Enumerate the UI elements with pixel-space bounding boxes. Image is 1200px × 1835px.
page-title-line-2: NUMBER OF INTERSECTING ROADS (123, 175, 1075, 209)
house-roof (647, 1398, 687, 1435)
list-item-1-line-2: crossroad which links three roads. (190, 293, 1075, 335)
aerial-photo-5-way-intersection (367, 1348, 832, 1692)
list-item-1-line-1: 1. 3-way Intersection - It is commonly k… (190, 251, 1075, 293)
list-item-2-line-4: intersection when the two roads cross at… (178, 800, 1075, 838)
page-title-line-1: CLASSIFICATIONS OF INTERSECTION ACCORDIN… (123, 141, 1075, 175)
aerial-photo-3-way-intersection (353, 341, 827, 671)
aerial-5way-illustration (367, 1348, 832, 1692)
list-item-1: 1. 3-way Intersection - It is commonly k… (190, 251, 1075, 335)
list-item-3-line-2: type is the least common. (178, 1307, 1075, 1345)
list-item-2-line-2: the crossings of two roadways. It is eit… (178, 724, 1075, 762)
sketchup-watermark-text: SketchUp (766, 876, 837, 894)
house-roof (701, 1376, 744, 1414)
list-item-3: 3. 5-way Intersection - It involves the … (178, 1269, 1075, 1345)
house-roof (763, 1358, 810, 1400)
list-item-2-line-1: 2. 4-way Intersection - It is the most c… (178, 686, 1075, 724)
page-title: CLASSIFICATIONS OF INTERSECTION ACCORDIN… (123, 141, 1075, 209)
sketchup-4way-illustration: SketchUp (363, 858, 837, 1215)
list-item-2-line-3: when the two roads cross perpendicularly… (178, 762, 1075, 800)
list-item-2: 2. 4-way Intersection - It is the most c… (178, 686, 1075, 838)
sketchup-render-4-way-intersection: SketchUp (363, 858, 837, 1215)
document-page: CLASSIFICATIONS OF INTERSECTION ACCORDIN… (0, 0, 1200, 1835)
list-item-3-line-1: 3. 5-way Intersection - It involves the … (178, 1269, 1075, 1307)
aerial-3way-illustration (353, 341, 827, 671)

* * * *

**What the task requires:** Print every line of the entries above word for word, changing nothing.

**Result of this exercise:**
Enumerate the UI elements with pixel-space bounding boxes. Image is 1200px × 1835px.
page-title-line-2: NUMBER OF INTERSECTING ROADS (123, 175, 1075, 209)
house-roof (647, 1398, 687, 1435)
list-item-1-line-2: crossroad which links three roads. (190, 293, 1075, 335)
aerial-photo-5-way-intersection (367, 1348, 832, 1692)
list-item-1-line-1: 1. 3-way Intersection - It is commonly k… (190, 251, 1075, 293)
list-item-2-line-4: intersection when the two roads cross at… (178, 800, 1075, 838)
page-title-line-1: CLASSIFICATIONS OF INTERSECTION ACCORDIN… (123, 141, 1075, 175)
aerial-photo-3-way-intersection (353, 341, 827, 671)
aerial-5way-illustration (367, 1348, 832, 1692)
list-item-1: 1. 3-way Intersection - It is commonly k… (190, 251, 1075, 335)
list-item-3-line-2: type is the least common. (178, 1307, 1075, 1345)
list-item-2-line-2: the crossings of two roadways. It is eit… (178, 724, 1075, 762)
sketchup-watermark-text: SketchUp (766, 876, 837, 894)
house-roof (701, 1376, 744, 1414)
list-item-3: 3. 5-way Intersection - It involves the … (178, 1269, 1075, 1345)
house-roof (763, 1358, 810, 1400)
list-item-2-line-1: 2. 4-way Intersection - It is the most c… (178, 686, 1075, 724)
page-title: CLASSIFICATIONS OF INTERSECTION ACCORDIN… (123, 141, 1075, 209)
sketchup-4way-illustration: SketchUp (363, 858, 837, 1215)
list-item-2-line-3: when the two roads cross perpendicularly… (178, 762, 1075, 800)
list-item-2: 2. 4-way Intersection - It is the most c… (178, 686, 1075, 838)
sketchup-render-4-way-intersection: SketchUp (363, 858, 837, 1215)
document-page: CLASSIFICATIONS OF INTERSECTION ACCORDIN… (0, 0, 1200, 1835)
list-item-3-line-1: 3. 5-way Intersection - It involves the … (178, 1269, 1075, 1307)
aerial-3way-illustration (353, 341, 827, 671)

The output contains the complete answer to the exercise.